◆ WHAT TO PRODUCE: Only a number is expected: how many lines in the data below contain the word "défaut".

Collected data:

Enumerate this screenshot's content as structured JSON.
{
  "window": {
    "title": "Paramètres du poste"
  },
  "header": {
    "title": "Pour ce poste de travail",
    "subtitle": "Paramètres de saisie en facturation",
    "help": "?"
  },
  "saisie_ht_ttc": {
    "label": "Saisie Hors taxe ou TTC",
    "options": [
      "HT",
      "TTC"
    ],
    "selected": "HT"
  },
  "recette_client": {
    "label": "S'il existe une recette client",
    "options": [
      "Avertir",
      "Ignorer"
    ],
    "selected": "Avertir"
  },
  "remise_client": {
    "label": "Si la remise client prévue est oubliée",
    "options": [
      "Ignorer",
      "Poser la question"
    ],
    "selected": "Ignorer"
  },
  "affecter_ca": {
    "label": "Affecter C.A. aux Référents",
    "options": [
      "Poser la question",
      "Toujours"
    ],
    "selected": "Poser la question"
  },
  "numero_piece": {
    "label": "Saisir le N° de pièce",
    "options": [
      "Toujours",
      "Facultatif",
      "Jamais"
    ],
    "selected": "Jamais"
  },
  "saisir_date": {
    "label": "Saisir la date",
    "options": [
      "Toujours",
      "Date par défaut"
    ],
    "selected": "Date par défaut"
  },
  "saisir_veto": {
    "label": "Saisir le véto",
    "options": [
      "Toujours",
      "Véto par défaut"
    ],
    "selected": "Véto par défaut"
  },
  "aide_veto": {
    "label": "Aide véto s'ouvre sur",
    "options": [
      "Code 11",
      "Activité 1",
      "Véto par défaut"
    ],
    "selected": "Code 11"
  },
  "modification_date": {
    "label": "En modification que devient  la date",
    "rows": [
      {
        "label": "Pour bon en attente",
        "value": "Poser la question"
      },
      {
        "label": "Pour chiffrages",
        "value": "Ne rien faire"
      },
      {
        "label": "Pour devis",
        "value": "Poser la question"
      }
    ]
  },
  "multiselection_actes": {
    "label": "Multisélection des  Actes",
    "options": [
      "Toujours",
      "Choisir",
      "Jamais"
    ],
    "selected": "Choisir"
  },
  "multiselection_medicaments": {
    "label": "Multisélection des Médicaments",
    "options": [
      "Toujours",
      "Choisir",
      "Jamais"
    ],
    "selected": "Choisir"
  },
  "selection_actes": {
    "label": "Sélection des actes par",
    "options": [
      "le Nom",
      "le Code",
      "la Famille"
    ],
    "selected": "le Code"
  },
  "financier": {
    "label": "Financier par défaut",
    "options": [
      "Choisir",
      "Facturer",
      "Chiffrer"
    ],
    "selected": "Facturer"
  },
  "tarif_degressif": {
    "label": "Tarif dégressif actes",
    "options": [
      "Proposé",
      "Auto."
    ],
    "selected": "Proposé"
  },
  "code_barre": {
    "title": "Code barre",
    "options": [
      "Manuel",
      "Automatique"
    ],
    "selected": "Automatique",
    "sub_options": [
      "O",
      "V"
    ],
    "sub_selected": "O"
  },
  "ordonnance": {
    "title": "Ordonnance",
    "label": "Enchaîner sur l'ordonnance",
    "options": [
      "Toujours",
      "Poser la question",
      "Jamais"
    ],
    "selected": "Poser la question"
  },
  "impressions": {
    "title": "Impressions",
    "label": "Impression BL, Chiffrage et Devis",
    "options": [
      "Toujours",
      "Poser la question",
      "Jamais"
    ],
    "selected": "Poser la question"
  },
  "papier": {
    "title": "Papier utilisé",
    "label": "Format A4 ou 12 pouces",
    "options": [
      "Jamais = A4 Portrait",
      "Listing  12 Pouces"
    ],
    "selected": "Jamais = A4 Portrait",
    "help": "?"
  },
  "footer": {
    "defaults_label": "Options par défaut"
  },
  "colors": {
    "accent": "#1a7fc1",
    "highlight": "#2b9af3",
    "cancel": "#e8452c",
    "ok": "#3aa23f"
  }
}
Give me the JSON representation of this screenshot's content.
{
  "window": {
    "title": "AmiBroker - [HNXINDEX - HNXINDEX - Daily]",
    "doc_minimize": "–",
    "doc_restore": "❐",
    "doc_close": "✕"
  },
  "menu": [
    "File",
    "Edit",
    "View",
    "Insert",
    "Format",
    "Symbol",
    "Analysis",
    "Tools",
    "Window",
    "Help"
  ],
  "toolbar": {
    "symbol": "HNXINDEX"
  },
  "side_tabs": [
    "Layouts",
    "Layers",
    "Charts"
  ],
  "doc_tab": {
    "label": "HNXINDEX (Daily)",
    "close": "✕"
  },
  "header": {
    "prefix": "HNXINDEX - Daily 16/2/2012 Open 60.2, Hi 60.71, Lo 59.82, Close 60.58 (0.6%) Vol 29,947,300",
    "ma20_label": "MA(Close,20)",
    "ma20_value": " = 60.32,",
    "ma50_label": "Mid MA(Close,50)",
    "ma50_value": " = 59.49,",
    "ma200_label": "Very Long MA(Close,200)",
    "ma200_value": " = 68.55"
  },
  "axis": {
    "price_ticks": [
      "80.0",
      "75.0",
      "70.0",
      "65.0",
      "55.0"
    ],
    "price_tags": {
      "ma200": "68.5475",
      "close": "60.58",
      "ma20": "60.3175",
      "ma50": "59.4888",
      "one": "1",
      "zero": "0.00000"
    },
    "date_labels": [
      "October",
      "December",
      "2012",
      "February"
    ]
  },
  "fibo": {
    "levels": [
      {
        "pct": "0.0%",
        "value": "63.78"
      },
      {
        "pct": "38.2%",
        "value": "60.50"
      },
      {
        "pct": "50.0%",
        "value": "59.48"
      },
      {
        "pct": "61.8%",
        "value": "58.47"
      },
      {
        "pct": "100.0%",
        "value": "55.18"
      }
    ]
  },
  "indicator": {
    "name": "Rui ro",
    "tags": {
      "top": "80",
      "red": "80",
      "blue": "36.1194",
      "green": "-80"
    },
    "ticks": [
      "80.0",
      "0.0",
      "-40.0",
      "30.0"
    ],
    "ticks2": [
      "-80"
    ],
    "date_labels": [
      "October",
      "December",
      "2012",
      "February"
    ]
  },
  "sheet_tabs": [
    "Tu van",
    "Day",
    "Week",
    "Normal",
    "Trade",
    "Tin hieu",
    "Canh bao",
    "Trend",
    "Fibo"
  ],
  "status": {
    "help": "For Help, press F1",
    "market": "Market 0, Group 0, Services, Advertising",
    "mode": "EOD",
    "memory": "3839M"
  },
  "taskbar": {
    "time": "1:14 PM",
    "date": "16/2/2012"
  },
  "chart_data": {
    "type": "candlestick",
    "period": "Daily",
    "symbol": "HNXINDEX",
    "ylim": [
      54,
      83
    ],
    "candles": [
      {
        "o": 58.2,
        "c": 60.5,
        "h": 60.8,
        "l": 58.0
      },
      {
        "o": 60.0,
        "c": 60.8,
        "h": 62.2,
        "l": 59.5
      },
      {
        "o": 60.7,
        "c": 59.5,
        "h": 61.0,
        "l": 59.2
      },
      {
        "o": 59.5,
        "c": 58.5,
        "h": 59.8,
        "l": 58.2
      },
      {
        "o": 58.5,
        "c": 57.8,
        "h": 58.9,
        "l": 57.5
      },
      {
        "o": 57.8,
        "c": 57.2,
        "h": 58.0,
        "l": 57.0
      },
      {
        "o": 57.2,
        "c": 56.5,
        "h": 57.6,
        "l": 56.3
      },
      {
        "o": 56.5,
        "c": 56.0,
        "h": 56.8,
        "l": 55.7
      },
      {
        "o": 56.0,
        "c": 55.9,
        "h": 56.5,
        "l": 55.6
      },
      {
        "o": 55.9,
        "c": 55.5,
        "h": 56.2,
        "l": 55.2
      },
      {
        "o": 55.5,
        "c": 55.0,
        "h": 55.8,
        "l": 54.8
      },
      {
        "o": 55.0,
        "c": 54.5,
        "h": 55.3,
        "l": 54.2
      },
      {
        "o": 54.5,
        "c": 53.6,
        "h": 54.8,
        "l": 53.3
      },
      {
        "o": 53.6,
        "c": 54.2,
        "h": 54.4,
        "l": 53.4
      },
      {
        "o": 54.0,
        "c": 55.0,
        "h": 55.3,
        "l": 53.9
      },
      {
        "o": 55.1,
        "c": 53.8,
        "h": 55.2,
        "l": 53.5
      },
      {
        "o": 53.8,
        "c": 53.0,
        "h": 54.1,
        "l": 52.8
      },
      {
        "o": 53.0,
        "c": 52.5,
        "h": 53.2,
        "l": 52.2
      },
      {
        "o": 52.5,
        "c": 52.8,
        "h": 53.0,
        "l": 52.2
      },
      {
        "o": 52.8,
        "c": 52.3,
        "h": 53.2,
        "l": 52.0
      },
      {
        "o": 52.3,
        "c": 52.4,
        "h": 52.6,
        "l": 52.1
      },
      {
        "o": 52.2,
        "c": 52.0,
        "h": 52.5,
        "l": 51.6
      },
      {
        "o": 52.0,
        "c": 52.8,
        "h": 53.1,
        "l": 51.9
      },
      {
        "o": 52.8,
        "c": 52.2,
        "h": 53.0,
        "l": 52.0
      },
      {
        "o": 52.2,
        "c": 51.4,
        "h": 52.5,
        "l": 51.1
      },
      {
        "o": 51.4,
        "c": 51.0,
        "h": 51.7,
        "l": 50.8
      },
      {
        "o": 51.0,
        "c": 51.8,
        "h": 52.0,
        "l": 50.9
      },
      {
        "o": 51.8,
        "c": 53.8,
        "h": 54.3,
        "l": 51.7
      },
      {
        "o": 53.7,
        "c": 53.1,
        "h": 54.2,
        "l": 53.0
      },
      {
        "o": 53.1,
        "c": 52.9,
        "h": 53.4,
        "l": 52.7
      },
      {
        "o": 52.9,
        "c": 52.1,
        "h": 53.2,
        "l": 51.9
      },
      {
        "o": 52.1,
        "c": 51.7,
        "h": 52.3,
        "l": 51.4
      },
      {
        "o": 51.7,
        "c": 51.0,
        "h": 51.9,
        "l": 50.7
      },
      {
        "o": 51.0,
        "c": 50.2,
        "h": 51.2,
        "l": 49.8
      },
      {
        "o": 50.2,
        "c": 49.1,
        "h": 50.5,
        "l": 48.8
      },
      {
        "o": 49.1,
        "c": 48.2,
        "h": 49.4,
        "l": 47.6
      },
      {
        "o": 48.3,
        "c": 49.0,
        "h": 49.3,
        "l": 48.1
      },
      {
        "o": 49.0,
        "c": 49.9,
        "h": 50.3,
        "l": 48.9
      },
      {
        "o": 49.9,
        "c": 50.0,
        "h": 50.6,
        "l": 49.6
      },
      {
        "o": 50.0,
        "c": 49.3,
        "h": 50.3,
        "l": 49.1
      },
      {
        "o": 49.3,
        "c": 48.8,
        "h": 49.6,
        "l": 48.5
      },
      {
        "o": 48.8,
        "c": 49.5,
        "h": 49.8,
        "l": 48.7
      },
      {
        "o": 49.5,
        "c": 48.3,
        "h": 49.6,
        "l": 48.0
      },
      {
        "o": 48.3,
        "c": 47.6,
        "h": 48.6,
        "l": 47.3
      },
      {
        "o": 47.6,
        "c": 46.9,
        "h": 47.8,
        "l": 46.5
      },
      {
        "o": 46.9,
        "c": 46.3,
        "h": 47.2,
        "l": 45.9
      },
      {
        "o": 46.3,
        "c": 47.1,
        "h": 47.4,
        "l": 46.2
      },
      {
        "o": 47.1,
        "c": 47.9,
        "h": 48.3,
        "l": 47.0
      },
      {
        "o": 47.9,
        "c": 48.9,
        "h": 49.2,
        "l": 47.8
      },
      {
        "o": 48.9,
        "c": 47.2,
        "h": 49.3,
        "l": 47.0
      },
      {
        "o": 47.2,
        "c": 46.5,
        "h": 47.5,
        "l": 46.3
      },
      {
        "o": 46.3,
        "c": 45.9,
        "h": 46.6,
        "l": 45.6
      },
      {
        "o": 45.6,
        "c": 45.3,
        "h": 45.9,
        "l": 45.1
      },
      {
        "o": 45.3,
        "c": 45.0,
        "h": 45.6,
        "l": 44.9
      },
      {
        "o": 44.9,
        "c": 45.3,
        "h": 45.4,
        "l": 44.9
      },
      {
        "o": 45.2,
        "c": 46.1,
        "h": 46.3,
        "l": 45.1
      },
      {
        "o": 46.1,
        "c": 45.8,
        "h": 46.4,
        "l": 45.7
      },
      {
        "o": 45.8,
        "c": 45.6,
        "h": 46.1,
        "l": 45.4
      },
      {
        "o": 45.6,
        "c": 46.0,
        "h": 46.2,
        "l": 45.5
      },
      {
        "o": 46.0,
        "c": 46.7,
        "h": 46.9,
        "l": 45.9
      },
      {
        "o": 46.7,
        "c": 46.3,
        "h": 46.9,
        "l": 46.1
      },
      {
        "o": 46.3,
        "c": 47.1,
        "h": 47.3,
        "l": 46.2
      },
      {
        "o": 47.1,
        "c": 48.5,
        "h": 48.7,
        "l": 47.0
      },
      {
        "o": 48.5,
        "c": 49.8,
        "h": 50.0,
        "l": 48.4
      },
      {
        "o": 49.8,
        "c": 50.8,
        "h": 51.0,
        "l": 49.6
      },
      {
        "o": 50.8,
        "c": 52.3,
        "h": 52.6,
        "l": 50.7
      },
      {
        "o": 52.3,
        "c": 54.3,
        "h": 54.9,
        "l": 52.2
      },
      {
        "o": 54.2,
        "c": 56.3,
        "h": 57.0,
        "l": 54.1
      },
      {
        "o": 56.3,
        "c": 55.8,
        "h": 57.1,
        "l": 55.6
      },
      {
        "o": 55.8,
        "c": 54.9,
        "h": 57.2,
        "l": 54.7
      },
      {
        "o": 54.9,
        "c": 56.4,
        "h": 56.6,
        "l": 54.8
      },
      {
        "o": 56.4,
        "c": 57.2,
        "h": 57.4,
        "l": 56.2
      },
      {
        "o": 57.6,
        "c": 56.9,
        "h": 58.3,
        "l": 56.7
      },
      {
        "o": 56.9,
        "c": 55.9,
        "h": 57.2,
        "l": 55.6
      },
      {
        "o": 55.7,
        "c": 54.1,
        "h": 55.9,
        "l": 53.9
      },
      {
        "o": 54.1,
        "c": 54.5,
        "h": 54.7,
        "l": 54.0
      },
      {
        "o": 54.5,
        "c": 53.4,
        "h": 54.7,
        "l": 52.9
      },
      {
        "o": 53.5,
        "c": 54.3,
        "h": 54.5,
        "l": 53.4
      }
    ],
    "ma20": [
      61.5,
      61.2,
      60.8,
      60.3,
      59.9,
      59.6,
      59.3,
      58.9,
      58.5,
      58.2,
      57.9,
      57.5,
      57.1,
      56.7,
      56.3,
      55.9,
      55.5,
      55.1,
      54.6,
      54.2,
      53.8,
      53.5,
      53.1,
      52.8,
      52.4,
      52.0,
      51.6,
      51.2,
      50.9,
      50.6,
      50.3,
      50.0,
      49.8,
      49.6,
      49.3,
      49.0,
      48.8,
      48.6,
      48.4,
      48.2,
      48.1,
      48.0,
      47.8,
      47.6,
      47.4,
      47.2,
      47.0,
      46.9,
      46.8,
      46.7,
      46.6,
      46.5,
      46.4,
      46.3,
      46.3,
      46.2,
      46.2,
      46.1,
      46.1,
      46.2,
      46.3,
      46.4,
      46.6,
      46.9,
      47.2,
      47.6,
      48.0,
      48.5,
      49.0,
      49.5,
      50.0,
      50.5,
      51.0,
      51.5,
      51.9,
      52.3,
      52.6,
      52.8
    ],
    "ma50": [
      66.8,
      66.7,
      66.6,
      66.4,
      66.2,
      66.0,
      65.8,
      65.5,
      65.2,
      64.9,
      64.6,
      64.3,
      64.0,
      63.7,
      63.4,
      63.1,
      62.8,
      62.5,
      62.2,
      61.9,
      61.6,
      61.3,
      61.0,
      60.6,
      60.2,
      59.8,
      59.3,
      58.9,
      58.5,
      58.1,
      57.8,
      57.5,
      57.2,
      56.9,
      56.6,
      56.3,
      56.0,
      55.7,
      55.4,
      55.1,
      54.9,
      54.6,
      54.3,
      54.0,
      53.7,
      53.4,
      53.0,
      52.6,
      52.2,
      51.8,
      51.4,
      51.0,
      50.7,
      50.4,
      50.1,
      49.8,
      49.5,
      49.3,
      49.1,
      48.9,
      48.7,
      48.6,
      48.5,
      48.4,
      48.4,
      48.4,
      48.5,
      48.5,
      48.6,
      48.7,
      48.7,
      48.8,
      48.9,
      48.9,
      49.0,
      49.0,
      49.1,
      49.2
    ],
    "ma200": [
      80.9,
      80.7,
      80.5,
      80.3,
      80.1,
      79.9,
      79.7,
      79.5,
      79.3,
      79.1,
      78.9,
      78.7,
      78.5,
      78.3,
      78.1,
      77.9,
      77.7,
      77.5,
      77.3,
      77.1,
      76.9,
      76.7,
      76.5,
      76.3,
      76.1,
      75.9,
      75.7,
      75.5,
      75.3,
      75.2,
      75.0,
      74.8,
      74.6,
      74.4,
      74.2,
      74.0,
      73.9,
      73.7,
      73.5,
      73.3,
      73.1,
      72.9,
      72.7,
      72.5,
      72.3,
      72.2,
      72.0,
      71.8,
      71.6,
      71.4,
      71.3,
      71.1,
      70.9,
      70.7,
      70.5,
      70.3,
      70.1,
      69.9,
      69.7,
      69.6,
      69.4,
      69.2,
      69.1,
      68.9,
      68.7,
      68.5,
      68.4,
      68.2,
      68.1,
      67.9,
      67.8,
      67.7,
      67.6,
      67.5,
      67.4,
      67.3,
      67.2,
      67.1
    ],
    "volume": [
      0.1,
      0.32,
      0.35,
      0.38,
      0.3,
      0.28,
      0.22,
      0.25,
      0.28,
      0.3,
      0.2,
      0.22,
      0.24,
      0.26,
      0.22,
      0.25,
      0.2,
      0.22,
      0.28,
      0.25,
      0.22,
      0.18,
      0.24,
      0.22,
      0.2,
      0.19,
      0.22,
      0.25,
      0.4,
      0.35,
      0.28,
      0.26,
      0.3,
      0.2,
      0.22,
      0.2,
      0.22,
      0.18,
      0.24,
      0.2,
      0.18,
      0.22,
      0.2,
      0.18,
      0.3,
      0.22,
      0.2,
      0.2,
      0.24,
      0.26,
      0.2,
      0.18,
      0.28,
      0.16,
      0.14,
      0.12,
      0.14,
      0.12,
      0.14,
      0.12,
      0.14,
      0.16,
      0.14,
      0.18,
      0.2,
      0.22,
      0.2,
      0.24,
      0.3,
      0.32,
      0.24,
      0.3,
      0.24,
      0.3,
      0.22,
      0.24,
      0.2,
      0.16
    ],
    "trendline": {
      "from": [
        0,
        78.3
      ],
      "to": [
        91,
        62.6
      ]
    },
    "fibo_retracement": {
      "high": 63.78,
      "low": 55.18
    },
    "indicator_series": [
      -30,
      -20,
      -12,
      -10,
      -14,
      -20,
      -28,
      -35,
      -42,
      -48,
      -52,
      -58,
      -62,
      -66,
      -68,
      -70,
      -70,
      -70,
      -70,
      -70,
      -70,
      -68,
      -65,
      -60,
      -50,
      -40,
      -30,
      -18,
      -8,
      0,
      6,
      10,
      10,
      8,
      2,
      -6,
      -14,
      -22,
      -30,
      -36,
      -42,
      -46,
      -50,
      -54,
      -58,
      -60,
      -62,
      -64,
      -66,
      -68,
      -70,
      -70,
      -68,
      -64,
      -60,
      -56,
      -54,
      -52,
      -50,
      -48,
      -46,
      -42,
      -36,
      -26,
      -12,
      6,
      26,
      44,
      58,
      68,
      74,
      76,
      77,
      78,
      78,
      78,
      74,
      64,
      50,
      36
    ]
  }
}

◆ EXERCISE RESULT: 7